## Извлечённый текст
###

Добавить в цитаты Настройки чтения

Страница 83 из 94



    После царевича Ивана наибольшими правами на престол обладал двоюродный брат царя князь Владимир Старицкий. Слабовольный, недалекий человек, он представлялся боярам подходящим кандидатом на царский престол. При нем они рассчитывали вернуть себе прежнее влияние на дела государства.

    Однако влияние Старицких в Боярской думе заметно ослабло после заточения в монастырь волевой и энергичной кн. Ефросиньи Старицкой, удаления из думы ее родственников бояр кн. И. А. Куракина и кн. П. М. Щенятева, ссылки кн. П. А. Куракина, а также ликвидации Старицкого удела в традиционных границах и роспуска, удельного двора. Ничтожный и глупый князь Владимир не мог объединить вокруг себя сколько-нибудь значительные политические силы. Вот почему избрание Старицкого на царский престол едва ли могло быть результатом его собственных усилий или же происков его партии. В значительно большей степени оно - зависело от позиции влиятельного старомосковского боярства, возглавлявшего правительство земщины. В первые годы опричнины наибольшим влиянием в земщине пользовалась группировка конюшего И. П. Федорова-Челяднина. Конюший возглавлял московскую семибоярщину в начале опричнины и был очень популярен в народе, поскольку не брал взяток и любил справедливость[1534]. В течение длительного времени Федоров возглавлял одно из главных приказных ведомств Конюшенный приказ. Чин великокняжеского боярина-конюшего был наследственным в роду Челядниных. Представители этой фамилии служили в конюших с конца XV века[1535].

 И. П. Федоров был пожалован чином конюшего в конце 40-х гг.[1536] Разряды именуют его конюшим начиная с декабря 1547 г., официальная летопись — с весны 1551 г.[1537] По мнению А. А. Зимина, Федоров недолго возглавлял Конюшенный приказ, т. к. вскоре после раскрытия заговора 1553 г. царь решил обезглавить «боярский синклит» и вовсе ликвидировал звание конюшего[1538]. А. А. Зимин считает, что последние данные о конюшестве Федорова относятся к августу 1553 года[1539]. Это не совсем верно. Сошлемся хотя бы на запись Разрядного приказа от 9 мая 1556 г., где свияжский наместник Федоров именуется с чином конюшего[1540]. Согласно московским официальным летописям, боярин Федоров возглавлял Конюшенный приказ до времени опричнины[1541].

###

## Предоставленные записи
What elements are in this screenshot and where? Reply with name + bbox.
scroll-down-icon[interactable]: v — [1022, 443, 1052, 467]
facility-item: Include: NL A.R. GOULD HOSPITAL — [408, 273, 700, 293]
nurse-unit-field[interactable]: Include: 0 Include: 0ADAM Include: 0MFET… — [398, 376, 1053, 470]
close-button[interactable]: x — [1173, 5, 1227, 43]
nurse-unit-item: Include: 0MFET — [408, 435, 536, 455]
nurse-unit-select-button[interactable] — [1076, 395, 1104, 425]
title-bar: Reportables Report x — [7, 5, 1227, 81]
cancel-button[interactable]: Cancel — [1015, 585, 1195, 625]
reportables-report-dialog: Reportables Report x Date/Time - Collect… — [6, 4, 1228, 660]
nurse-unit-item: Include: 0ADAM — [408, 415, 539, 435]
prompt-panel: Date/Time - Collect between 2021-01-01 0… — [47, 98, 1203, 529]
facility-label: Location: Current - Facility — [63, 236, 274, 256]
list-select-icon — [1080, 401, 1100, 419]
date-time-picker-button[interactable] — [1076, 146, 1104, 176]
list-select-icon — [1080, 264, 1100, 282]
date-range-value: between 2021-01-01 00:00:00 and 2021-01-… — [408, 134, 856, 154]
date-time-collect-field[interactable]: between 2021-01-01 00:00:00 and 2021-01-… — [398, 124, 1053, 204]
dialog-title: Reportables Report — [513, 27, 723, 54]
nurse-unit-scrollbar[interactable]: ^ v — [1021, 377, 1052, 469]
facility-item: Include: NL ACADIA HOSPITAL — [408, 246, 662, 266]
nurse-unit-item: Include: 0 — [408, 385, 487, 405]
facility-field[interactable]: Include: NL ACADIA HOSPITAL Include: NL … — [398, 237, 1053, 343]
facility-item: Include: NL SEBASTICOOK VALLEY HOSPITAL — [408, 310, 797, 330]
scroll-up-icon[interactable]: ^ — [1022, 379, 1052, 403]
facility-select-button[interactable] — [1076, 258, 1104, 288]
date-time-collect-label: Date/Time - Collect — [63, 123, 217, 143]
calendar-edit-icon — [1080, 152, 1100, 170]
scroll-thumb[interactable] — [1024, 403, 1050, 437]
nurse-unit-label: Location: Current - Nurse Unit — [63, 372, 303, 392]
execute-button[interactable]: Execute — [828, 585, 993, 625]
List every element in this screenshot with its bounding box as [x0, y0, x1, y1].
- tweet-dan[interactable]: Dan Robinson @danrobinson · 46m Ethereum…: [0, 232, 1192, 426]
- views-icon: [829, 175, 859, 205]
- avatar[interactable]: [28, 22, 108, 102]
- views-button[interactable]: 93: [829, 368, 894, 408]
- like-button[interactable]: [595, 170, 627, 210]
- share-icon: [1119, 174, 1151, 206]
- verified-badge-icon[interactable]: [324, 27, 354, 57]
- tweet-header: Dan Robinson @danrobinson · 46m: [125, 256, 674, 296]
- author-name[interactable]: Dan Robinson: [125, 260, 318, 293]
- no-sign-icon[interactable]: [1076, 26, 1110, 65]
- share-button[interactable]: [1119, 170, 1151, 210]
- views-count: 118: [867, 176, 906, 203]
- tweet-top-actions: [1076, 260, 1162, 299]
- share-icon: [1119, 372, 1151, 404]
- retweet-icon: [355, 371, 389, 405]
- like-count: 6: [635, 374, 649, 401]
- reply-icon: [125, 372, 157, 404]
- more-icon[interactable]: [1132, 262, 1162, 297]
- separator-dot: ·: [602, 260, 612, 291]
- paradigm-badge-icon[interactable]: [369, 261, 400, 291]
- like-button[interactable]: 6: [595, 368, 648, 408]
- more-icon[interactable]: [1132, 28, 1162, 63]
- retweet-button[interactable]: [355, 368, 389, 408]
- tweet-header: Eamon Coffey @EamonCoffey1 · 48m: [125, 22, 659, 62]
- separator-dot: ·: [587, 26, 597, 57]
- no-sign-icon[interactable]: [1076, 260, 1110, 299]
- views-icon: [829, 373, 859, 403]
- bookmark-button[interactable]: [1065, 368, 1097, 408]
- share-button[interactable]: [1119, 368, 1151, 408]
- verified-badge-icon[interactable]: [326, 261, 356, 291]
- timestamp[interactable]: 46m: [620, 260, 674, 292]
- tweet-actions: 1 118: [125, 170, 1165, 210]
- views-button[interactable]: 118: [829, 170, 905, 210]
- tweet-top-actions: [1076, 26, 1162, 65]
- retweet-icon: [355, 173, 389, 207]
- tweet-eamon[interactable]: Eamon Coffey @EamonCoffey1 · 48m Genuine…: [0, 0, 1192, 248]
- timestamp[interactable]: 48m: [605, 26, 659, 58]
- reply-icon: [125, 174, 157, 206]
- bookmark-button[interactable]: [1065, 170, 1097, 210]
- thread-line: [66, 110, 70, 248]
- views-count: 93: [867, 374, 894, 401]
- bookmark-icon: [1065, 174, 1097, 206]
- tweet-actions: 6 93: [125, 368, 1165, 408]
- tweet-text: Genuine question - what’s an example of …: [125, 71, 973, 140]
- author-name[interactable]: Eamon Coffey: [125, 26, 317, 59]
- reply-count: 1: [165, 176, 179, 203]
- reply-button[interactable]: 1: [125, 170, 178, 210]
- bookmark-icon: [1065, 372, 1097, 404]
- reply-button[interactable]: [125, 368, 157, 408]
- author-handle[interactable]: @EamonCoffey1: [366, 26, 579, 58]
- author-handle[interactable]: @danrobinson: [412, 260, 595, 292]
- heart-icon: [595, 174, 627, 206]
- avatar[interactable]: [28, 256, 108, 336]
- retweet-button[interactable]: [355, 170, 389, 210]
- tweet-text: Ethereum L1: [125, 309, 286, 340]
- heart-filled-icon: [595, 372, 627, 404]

###

## Задачи
A) Запишите дословно отрывок текста о князе Старицком и конюшем Федорове от «Добавить в цитаты» до «на дела государства.».
B) Пожалуйста, напишите продолжение текста о князе Старицком и конюшем Федорове, начиная после его последнего предложения.

## Ответы
A)
Добавить в цитаты Настройки чтения

Страница 83 из 94



    После царевича Ивана наибольшими правами на престол обладал двоюродный брат царя князь Владимир Старицкий. Слабовольный, недалекий человек, он представлялся боярам подходящим кандидатом на царский престол. При нем они рассчитывали вернуть себе прежнее влияние на дела государства.

B)
     В силу древней традиции конюшие-бояре занимали более высокое положение, нежели дворецкие[1542]. Помимо того, они обладали некоторыми особыми прерогативами в качестве старших бояр старомосковской Боярской думы. По словам папского посла в России Антония Поссевина, конюшие-боя-ре Московского государства обладали правом выбора царя, когда трон остается вакантным[1543]. По-видимому, конюшие бояре выступали как полновластные и полномочные представители Боярской думы в период, когда страна оставалась без правителей. Иначе говоря, они исполняли функции блюстителей великокняжеского престола в периоды междуцарствий[1544]. Возможно, что именно в связи с этим обстоятельством малолетний великий князь Иван воспитывался в семье конюшего И. И. Челяднина[1545].

    Глубокий раздор между царем и Боярской думой и слухи о возможном вторичном отречении Грозного поставили государство на порог нового династического кризиса. Разрешение его зависело в значительной мере от позиции старомосковской знати, в первую, очередь от позиции наиболее влиятельной в земщине группировки конюшего И. П. Федорова-Челяднина.

    Через своих многочисленных соглядатаев в земщине царь был прекрасно осведомлен о династических притязаниях Старицкого и всевозможных нежелательных толках в Боярской думе[1546].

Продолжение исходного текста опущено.